*Written problem*. Print the data exactly, leaving nothing out.

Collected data
· · · · · · ·

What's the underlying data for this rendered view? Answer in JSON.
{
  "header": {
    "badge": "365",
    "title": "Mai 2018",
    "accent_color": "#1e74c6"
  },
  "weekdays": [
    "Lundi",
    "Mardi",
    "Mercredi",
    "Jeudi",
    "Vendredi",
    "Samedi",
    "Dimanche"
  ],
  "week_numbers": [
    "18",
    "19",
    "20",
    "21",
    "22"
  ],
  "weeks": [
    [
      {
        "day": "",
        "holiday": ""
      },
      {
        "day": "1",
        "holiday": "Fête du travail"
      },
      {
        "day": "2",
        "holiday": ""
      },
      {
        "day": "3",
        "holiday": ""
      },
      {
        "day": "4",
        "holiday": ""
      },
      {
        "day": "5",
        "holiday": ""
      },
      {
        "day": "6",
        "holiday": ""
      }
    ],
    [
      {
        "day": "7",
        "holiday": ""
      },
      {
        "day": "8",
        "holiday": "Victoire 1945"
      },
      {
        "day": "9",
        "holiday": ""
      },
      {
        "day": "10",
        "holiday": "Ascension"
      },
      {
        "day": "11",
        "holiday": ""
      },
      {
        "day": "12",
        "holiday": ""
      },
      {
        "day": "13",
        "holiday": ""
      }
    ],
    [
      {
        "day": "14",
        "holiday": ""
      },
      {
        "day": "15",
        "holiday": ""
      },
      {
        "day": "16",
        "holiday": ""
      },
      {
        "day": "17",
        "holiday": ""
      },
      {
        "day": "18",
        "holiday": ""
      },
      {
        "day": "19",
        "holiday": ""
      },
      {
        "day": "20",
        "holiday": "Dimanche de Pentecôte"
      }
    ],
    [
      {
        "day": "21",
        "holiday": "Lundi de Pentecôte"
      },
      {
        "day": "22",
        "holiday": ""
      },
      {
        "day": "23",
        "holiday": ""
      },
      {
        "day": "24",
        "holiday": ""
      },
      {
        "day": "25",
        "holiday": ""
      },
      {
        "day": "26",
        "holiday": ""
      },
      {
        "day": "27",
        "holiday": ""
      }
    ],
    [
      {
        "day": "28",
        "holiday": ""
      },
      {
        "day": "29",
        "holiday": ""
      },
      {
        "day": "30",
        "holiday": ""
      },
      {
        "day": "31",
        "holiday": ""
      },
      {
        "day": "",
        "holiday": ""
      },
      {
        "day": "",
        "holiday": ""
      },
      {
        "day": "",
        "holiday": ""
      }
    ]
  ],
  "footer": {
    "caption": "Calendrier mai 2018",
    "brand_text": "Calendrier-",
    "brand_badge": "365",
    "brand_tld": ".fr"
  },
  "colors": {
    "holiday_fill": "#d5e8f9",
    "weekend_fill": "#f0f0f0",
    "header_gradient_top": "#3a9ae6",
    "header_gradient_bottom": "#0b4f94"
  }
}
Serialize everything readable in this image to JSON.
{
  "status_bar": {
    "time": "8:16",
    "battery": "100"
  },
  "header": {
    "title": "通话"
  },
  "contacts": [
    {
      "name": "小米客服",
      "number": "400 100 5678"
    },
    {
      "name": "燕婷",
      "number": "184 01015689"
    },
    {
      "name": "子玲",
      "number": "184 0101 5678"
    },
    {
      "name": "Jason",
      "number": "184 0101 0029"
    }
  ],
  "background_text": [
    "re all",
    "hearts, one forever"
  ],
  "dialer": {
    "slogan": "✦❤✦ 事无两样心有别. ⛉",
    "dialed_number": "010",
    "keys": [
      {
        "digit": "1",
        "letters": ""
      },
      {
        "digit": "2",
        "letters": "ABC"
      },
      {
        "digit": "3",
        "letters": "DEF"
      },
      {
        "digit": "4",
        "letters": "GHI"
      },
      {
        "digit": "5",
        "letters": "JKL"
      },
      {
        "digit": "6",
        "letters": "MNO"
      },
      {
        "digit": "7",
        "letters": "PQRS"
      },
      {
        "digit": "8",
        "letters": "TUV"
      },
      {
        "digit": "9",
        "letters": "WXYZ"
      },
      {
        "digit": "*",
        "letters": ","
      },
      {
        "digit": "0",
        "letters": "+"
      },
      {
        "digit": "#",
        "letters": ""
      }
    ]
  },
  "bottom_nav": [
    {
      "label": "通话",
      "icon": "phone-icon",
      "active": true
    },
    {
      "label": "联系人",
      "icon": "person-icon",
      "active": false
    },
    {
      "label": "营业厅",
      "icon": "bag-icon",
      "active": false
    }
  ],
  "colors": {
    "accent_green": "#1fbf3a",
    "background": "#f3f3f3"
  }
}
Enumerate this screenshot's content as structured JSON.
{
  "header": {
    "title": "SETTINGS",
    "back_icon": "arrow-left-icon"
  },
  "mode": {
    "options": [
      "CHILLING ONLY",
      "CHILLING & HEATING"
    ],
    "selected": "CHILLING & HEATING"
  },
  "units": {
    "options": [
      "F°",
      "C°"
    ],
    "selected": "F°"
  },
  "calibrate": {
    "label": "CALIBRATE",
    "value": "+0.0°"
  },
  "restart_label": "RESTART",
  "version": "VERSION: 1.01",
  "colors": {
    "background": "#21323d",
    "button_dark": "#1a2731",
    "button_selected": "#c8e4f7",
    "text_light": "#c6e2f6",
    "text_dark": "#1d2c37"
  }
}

· · · · · · ·

*Task answer*.
What's the underlying data for this rendered view? Answer in JSON.
{
  "header": {
    "badge": "365",
    "title": "Mai 2018",
    "accent_color": "#1e74c6"
  },
  "weekdays": [
    "Lundi",
    "Mardi",
    "Mercredi",
    "Jeudi",
    "Vendredi",
    "Samedi",
    "Dimanche"
  ],
  "week_numbers": [
    "18",
    "19",
    "20",
    "21",
    "22"
  ],
  "weeks": [
    [
      {
        "day": "",
        "holiday": ""
      },
      {
        "day": "1",
        "holiday": "Fête du travail"
      },
      {
        "day": "2",
        "holiday": ""
      },
      {
        "day": "3",
        "holiday": ""
      },
      {
        "day": "4",
        "holiday": ""
      },
      {
        "day": "5",
        "holiday": ""
      },
      {
        "day": "6",
        "holiday": ""
      }
    ],
    [
      {
        "day": "7",
        "holiday": ""
      },
      {
        "day": "8",
        "holiday": "Victoire 1945"
      },
      {
        "day": "9",
        "holiday": ""
      },
      {
        "day": "10",
        "holiday": "Ascension"
      },
      {
        "day": "11",
        "holiday": ""
      },
      {
        "day": "12",
        "holiday": ""
      },
      {
        "day": "13",
        "holiday": ""
      }
    ],
    [
      {
        "day": "14",
        "holiday": ""
      },
      {
        "day": "15",
        "holiday": ""
      },
      {
        "day": "16",
        "holiday": ""
      },
      {
        "day": "17",
        "holiday": ""
      },
      {
        "day": "18",
        "holiday": ""
      },
      {
        "day": "19",
        "holiday": ""
      },
      {
        "day": "20",
        "holiday": "Dimanche de Pentecôte"
      }
    ],
    [
      {
        "day": "21",
        "holiday": "Lundi de Pentecôte"
      },
      {
        "day": "22",
        "holiday": ""
      },
      {
        "day": "23",
        "holiday": ""
      },
      {
        "day": "24",
        "holiday": ""
      },
      {
        "day": "25",
        "holiday": ""
      },
      {
        "day": "26",
        "holiday": ""
      },
      {
        "day": "27",
        "holiday": ""
      }
    ],
    [
      {
        "day": "28",
        "holiday": ""
      },
      {
        "day": "29",
        "holiday": ""
      },
      {
        "day": "30",
        "holiday": ""
      },
      {
        "day": "31",
        "holiday": ""
      },
      {
        "day": "",
        "holiday": ""
      },
      {
        "day": "",
        "holiday": ""
      },
      {
        "day": "",
        "holiday": ""
      }
    ]
  ],
  "footer": {
    "caption": "Calendrier mai 2018",
    "brand_text": "Calendrier-",
    "brand_badge": "365",
    "brand_tld": ".fr"
  },
  "colors": {
    "holiday_fill": "#d5e8f9",
    "weekend_fill": "#f0f0f0",
    "header_gradient_top": "#3a9ae6",
    "header_gradient_bottom": "#0b4f94"
  }
}
Serialize everything readable in this image to JSON.
{
  "status_bar": {
    "time": "8:16",
    "battery": "100"
  },
  "header": {
    "title": "通话"
  },
  "contacts": [
    {
      "name": "小米客服",
      "number": "400 100 5678"
    },
    {
      "name": "燕婷",
      "number": "184 01015689"
    },
    {
      "name": "子玲",
      "number": "184 0101 5678"
    },
    {
      "name": "Jason",
      "number": "184 0101 0029"
    }
  ],
  "background_text": [
    "re all",
    "hearts, one forever"
  ],
  "dialer": {
    "slogan": "✦❤✦ 事无两样心有别. ⛉",
    "dialed_number": "010",
    "keys": [
      {
        "digit": "1",
        "letters": ""
      },
      {
        "digit": "2",
        "letters": "ABC"
      },
      {
        "digit": "3",
        "letters": "DEF"
      },
      {
        "digit": "4",
        "letters": "GHI"
      },
      {
        "digit": "5",
        "letters": "JKL"
      },
      {
        "digit": "6",
        "letters": "MNO"
      },
      {
        "digit": "7",
        "letters": "PQRS"
      },
      {
        "digit": "8",
        "letters": "TUV"
      },
      {
        "digit": "9",
        "letters": "WXYZ"
      },
      {
        "digit": "*",
        "letters": ","
      },
      {
        "digit": "0",
        "letters": "+"
      },
      {
        "digit": "#",
        "letters": ""
      }
    ]
  },
  "bottom_nav": [
    {
      "label": "通话",
      "icon": "phone-icon",
      "active": true
    },
    {
      "label": "联系人",
      "icon": "person-icon",
      "active": false
    },
    {
      "label": "营业厅",
      "icon": "bag-icon",
      "active": false
    }
  ],
  "colors": {
    "accent_green": "#1fbf3a",
    "background": "#f3f3f3"
  }
}
Enumerate this screenshot's content as structured JSON.
{
  "header": {
    "title": "SETTINGS",
    "back_icon": "arrow-left-icon"
  },
  "mode": {
    "options": [
      "CHILLING ONLY",
      "CHILLING & HEATING"
    ],
    "selected": "CHILLING & HEATING"
  },
  "units": {
    "options": [
      "F°",
      "C°"
    ],
    "selected": "F°"
  },
  "calibrate": {
    "label": "CALIBRATE",
    "value": "+0.0°"
  },
  "restart_label": "RESTART",
  "version": "VERSION: 1.01",
  "colors": {
    "background": "#21323d",
    "button_dark": "#1a2731",
    "button_selected": "#c8e4f7",
    "text_light": "#c6e2f6",
    "text_dark": "#1d2c37"
  }
}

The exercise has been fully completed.